THE REQUEST: In the listing below, locate the lines bearing the word "this". Copy every one of them.

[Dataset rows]
- - -

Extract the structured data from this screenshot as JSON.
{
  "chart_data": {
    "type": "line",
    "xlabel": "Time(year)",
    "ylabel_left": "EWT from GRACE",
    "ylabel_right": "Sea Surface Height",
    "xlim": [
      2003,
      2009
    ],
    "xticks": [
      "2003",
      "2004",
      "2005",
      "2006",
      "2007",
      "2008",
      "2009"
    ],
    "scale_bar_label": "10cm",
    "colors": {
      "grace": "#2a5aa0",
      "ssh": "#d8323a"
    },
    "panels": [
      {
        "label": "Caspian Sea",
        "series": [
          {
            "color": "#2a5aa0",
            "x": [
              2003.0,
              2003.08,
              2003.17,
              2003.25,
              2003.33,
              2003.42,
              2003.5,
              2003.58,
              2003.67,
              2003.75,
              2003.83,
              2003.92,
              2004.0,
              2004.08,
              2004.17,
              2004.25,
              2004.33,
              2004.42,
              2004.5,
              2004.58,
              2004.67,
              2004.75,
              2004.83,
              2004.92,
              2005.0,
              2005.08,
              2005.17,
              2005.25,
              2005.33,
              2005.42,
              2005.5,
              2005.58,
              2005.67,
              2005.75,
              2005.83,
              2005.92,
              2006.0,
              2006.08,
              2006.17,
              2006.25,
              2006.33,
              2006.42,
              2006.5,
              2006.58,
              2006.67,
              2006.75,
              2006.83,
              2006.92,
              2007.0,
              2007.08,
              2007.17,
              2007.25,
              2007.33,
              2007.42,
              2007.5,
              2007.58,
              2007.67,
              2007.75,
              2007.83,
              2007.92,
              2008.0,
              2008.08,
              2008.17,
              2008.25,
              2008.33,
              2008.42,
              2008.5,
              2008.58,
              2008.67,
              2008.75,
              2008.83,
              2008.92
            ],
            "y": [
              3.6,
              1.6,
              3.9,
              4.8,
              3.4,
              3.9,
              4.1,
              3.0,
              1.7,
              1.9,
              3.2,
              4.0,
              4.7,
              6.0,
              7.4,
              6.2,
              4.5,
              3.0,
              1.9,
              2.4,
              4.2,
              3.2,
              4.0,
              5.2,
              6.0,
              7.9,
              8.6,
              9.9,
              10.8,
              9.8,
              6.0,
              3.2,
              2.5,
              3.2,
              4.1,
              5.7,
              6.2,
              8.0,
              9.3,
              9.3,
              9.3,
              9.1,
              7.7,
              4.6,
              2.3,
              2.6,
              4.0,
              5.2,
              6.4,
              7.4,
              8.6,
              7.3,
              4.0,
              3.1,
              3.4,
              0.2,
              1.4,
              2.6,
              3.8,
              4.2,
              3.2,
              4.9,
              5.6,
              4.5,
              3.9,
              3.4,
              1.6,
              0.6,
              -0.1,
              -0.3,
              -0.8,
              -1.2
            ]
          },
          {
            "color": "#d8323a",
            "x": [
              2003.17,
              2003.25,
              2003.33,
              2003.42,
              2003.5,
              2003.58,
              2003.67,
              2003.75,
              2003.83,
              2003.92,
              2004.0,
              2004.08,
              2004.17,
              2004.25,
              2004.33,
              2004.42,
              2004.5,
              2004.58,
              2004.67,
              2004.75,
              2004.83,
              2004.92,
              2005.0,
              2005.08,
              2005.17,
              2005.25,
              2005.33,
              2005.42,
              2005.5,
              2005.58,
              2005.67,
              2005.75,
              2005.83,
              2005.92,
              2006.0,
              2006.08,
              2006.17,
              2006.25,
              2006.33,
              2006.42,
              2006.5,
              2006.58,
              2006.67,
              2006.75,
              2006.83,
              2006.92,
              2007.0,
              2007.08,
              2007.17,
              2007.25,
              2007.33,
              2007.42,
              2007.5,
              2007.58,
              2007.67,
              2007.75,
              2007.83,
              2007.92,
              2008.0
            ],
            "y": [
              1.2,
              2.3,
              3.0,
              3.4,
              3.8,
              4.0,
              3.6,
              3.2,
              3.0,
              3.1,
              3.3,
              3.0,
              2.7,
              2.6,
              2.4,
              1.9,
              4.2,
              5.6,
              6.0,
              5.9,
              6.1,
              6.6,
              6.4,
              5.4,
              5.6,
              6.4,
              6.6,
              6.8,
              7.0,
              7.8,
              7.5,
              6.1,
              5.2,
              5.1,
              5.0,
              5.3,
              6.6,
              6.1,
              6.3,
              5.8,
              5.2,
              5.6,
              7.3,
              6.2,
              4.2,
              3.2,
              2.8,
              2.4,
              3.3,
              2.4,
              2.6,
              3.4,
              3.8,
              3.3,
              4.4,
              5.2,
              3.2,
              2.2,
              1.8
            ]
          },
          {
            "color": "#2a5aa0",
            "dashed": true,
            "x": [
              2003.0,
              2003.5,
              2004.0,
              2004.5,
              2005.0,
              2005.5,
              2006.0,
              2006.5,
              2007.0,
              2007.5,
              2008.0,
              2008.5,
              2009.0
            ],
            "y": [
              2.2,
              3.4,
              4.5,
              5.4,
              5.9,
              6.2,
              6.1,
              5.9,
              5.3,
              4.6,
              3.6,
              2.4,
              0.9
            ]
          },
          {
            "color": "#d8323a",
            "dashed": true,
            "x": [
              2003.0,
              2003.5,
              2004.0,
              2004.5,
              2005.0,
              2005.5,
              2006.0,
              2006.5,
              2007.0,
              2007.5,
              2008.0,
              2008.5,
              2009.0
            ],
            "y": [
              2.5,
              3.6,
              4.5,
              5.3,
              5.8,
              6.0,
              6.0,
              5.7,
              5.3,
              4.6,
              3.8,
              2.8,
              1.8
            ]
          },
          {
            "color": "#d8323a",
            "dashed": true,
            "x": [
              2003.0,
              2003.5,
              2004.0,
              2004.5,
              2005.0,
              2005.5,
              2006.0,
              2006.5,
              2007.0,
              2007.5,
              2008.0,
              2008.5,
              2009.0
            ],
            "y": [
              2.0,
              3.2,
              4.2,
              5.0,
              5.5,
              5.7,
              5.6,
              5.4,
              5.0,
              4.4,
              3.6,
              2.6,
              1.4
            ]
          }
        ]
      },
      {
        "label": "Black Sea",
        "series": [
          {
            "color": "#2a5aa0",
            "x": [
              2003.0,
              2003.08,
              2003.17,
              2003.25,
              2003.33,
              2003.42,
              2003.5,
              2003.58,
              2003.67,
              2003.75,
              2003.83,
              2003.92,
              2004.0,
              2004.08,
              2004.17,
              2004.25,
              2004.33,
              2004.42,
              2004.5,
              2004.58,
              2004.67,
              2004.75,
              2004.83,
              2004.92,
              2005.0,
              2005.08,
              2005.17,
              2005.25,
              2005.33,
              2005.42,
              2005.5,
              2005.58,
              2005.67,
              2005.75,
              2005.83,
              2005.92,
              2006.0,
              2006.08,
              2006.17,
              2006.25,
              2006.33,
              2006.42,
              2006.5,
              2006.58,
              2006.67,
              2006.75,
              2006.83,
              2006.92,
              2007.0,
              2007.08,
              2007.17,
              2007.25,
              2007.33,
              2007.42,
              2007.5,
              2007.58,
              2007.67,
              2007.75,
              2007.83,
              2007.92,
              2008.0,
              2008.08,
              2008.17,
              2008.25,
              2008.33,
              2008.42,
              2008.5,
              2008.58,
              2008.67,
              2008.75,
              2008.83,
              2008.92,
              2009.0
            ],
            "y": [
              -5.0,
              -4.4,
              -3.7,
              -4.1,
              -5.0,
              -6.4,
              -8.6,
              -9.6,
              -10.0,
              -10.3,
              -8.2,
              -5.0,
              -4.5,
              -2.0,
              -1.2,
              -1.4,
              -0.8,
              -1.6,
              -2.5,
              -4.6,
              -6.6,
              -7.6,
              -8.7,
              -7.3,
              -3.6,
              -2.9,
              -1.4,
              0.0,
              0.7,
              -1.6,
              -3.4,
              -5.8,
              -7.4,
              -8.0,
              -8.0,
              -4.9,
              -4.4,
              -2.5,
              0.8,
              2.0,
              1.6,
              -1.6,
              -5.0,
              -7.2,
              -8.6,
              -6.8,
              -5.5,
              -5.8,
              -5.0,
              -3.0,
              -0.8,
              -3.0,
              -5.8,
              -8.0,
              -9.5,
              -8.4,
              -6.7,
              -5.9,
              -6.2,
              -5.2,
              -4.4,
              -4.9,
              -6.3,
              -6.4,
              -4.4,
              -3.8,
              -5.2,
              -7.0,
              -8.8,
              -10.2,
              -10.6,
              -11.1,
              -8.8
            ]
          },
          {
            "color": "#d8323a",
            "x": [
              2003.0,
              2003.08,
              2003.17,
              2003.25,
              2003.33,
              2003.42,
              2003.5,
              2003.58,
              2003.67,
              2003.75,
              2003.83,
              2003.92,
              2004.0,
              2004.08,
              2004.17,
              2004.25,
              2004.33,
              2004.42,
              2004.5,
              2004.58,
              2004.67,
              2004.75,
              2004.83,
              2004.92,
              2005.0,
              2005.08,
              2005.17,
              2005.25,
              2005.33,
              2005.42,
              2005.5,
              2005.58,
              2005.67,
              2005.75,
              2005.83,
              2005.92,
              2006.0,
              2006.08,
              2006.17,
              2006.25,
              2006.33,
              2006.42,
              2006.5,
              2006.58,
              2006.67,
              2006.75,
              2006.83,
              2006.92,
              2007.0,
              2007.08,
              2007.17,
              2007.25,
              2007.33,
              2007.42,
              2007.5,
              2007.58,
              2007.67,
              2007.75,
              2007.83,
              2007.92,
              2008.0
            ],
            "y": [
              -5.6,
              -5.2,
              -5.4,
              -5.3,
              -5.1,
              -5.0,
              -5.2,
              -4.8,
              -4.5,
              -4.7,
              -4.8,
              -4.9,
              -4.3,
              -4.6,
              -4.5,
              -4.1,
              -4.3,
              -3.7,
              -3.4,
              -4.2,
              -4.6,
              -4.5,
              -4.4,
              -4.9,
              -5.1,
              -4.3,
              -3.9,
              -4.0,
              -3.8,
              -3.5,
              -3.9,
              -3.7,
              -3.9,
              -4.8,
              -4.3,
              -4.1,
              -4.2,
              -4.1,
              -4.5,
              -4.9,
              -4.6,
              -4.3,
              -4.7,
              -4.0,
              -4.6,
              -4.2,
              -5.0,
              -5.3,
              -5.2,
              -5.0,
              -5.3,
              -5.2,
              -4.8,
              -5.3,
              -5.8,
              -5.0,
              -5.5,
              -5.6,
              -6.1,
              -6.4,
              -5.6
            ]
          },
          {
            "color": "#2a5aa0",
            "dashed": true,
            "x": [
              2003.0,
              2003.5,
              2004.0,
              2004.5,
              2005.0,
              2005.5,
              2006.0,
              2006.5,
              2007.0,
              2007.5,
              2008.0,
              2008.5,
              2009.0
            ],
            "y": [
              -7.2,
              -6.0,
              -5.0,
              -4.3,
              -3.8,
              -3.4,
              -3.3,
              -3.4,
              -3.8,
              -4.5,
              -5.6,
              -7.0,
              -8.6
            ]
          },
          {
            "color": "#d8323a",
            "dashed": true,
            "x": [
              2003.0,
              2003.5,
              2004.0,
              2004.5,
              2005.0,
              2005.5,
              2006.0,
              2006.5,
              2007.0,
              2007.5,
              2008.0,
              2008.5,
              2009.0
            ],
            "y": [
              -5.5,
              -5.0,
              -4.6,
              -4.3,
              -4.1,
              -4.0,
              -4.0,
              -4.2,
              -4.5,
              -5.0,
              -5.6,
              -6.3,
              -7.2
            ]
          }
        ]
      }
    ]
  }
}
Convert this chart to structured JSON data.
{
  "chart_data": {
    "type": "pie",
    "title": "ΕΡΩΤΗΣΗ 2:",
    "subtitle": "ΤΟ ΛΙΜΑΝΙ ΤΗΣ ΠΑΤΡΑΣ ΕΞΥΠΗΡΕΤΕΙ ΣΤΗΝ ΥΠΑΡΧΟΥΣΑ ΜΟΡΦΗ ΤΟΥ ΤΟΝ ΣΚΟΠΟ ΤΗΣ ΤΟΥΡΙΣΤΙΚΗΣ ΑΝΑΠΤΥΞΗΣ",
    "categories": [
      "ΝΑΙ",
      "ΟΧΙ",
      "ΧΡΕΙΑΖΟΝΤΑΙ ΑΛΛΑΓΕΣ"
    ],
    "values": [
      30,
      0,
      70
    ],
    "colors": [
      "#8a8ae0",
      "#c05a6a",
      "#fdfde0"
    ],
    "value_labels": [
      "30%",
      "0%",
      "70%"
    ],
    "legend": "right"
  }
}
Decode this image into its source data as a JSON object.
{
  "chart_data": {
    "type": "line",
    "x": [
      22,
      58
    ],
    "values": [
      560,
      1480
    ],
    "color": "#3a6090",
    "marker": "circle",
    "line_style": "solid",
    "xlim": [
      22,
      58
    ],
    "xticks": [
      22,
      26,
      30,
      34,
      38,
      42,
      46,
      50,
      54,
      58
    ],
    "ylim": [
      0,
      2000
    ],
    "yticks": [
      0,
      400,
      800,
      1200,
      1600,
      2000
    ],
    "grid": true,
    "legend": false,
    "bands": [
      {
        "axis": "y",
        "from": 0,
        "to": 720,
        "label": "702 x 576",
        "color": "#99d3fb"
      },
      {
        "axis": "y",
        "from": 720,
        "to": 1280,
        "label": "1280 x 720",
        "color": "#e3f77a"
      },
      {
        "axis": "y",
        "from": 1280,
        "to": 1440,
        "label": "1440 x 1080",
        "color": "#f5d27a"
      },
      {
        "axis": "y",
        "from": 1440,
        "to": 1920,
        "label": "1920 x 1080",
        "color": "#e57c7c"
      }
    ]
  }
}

- - -

RESPONSE TO THE TASK:
Extract the structured data from this screenshot as JSON.
Convert this chart to structured JSON data.
Decode this image into its source data as a JSON object.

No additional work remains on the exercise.